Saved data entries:
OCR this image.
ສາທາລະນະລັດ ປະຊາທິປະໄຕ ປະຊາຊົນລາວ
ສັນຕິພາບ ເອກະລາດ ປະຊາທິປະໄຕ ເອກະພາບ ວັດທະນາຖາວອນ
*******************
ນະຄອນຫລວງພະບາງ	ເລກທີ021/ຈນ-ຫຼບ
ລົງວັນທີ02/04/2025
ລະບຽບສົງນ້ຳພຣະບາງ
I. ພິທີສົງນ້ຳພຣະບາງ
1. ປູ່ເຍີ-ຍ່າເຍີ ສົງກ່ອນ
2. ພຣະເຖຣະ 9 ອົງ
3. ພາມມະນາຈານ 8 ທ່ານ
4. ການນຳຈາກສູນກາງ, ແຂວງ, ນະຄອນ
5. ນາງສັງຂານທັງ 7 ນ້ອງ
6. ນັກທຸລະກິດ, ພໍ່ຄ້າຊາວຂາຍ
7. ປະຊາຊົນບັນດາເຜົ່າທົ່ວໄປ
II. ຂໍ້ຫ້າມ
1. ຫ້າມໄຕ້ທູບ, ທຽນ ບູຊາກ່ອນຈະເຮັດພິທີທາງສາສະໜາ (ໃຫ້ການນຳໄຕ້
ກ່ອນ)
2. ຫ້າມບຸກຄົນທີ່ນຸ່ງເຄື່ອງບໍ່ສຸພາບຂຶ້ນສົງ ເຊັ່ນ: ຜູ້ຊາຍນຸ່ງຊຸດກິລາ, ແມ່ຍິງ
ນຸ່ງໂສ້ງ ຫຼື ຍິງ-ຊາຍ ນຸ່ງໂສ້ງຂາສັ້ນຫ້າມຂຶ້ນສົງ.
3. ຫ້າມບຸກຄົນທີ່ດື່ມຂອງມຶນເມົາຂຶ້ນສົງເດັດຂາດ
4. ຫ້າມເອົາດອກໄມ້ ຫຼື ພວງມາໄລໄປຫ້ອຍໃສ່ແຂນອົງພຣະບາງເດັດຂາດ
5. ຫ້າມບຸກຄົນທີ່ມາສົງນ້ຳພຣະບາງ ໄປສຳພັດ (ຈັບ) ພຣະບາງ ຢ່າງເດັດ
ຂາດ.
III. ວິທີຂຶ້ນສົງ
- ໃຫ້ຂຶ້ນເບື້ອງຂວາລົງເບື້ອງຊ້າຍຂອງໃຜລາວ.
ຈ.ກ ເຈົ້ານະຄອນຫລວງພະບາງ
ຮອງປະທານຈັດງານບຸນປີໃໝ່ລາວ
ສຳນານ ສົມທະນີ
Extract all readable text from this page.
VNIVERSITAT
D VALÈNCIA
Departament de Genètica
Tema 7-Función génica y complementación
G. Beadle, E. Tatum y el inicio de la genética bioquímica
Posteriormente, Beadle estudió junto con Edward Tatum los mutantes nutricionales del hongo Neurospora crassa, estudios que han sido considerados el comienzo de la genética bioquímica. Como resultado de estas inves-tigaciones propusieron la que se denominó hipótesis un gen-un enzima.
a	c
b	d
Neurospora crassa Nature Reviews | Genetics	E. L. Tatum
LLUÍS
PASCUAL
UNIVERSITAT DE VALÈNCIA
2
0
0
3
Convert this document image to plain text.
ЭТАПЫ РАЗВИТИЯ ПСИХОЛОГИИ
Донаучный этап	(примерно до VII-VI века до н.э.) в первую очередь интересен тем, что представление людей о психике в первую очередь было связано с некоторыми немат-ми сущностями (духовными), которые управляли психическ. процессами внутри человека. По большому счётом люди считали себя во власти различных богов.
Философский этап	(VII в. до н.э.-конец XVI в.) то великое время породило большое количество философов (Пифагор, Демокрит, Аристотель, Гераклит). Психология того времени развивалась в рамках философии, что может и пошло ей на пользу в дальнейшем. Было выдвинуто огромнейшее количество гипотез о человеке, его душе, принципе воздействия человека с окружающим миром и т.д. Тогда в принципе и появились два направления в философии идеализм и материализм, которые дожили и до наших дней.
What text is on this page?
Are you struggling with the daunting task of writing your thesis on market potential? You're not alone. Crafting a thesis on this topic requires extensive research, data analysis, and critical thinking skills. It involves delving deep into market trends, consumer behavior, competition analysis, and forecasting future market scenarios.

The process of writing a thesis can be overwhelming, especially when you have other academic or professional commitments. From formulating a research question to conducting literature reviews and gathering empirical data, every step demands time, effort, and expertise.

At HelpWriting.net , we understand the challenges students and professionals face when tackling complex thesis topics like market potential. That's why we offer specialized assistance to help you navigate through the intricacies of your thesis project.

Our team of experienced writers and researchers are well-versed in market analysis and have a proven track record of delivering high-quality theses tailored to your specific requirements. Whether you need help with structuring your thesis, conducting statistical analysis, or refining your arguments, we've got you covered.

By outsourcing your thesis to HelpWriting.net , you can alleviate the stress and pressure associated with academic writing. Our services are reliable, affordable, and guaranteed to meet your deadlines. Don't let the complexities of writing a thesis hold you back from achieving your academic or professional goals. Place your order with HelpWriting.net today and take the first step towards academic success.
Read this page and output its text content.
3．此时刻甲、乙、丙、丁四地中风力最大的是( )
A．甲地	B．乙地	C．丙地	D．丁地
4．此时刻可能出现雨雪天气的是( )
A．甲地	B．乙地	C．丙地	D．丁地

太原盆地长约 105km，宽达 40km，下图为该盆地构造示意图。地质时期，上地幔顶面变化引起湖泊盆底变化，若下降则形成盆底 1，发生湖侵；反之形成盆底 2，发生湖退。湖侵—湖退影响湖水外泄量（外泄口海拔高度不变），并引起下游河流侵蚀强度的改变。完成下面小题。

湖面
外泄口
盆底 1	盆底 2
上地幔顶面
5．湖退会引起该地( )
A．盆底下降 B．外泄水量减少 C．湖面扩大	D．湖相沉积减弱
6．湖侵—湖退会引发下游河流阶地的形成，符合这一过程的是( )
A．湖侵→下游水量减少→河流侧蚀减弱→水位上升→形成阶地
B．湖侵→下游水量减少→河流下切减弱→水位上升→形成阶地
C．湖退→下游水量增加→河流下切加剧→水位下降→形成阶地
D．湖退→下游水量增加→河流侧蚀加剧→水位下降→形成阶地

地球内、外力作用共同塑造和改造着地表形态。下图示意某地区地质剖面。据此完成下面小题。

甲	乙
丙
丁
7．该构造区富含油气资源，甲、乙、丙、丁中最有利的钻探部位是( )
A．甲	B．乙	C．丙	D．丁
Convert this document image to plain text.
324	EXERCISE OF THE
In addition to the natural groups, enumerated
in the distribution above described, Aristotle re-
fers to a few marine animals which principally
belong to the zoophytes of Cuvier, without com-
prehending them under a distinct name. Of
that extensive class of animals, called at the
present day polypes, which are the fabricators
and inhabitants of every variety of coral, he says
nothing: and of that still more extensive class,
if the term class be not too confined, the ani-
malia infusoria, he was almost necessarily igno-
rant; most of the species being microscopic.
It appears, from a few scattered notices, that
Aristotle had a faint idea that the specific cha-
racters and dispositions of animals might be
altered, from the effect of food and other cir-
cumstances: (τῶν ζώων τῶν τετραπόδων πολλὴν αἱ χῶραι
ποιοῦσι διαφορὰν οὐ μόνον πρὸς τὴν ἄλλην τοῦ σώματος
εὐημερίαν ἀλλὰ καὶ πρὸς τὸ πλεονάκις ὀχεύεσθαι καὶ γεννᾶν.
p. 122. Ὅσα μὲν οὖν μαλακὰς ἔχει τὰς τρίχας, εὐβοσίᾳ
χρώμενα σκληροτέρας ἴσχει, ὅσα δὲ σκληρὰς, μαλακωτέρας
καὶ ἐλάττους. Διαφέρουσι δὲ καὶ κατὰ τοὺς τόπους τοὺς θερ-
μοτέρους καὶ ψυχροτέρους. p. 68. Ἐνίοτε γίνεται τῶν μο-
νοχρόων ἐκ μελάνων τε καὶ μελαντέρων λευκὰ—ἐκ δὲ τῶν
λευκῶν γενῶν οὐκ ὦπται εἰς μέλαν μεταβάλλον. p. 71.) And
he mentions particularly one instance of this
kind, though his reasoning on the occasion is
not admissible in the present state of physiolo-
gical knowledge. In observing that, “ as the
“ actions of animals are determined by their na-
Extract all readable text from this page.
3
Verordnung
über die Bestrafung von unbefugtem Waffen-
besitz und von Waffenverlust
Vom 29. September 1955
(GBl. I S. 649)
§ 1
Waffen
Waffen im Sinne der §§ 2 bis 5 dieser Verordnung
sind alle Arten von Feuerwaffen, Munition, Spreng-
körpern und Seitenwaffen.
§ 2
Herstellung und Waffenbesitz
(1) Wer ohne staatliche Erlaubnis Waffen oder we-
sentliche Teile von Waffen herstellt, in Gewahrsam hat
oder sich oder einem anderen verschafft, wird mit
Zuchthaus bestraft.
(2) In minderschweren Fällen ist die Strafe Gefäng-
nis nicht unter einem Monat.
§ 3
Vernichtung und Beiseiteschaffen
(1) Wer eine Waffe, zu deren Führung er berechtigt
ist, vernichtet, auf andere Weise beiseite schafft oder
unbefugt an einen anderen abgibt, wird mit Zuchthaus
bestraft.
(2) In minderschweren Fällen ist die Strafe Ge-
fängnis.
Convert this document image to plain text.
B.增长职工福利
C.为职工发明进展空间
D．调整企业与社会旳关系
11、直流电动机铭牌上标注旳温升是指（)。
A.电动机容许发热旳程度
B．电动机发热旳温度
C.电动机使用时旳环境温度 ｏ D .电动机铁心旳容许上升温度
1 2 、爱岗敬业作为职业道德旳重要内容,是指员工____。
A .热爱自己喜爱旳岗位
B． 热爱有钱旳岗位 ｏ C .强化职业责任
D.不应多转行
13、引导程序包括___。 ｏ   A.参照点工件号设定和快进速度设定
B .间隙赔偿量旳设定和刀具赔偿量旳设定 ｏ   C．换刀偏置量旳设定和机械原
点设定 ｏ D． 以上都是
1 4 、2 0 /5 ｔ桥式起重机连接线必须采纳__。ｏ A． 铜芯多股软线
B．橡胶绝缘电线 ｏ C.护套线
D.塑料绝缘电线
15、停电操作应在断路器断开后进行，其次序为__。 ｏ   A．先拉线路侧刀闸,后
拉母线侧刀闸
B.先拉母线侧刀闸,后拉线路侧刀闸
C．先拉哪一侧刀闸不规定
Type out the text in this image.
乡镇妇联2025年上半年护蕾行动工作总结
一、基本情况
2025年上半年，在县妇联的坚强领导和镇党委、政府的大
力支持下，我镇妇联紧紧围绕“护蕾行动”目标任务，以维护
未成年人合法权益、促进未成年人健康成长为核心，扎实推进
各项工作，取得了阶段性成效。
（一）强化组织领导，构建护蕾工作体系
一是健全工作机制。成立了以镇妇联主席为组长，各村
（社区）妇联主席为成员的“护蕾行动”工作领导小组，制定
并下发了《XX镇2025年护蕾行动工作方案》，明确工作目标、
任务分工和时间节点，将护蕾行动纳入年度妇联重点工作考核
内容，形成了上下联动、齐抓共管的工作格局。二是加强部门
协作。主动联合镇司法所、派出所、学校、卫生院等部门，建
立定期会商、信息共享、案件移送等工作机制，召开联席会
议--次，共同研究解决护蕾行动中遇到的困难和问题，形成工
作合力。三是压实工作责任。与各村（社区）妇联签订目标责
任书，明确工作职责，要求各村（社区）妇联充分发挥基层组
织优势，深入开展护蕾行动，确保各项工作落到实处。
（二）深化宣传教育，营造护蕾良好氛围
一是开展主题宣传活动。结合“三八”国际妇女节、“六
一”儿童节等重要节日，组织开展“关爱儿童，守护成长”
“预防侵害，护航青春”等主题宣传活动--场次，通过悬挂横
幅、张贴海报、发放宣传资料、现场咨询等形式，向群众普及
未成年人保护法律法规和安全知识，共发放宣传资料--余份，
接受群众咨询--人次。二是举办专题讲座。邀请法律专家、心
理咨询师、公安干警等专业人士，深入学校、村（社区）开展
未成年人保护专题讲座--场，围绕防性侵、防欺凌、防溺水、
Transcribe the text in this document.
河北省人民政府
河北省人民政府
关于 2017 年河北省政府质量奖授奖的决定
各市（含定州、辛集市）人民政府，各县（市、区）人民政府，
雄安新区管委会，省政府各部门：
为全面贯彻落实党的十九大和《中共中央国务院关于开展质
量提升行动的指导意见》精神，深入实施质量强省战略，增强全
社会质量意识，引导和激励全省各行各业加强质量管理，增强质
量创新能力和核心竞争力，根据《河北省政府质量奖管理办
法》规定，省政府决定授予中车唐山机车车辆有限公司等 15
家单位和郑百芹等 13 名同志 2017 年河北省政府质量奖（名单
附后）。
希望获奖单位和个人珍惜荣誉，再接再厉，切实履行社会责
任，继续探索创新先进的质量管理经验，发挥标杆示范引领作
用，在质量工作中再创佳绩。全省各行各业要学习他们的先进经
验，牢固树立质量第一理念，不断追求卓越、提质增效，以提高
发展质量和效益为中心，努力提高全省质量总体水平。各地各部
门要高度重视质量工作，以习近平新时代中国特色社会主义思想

● **Exercise**: Everything from the line that contains "Transcribe the text in this document." through the end of the records must be duplicated exactly, and nothing outside that range.

● **Problem solution**:
Transcribe the text in this document.
河北省人民政府
河北省人民政府
关于 2017 年河北省政府质量奖授奖的决定
各市（含定州、辛集市）人民政府，各县（市、区）人民政府，
雄安新区管委会，省政府各部门：
为全面贯彻落实党的十九大和《中共中央国务院关于开展质
量提升行动的指导意见》精神，深入实施质量强省战略，增强全
社会质量意识，引导和激励全省各行各业加强质量管理，增强质
量创新能力和核心竞争力，根据《河北省政府质量奖管理办
法》规定，省政府决定授予中车唐山机车车辆有限公司等 15
家单位和郑百芹等 13 名同志 2017 年河北省政府质量奖（名单
附后）。
希望获奖单位和个人珍惜荣誉，再接再厉，切实履行社会责
任，继续探索创新先进的质量管理经验，发挥标杆示范引领作
用，在质量工作中再创佳绩。全省各行各业要学习他们的先进经
验，牢固树立质量第一理念，不断追求卓越、提质增效，以提高
发展质量和效益为中心，努力提高全省质量总体水平。各地各部
门要高度重视质量工作，以习近平新时代中国特色社会主义思想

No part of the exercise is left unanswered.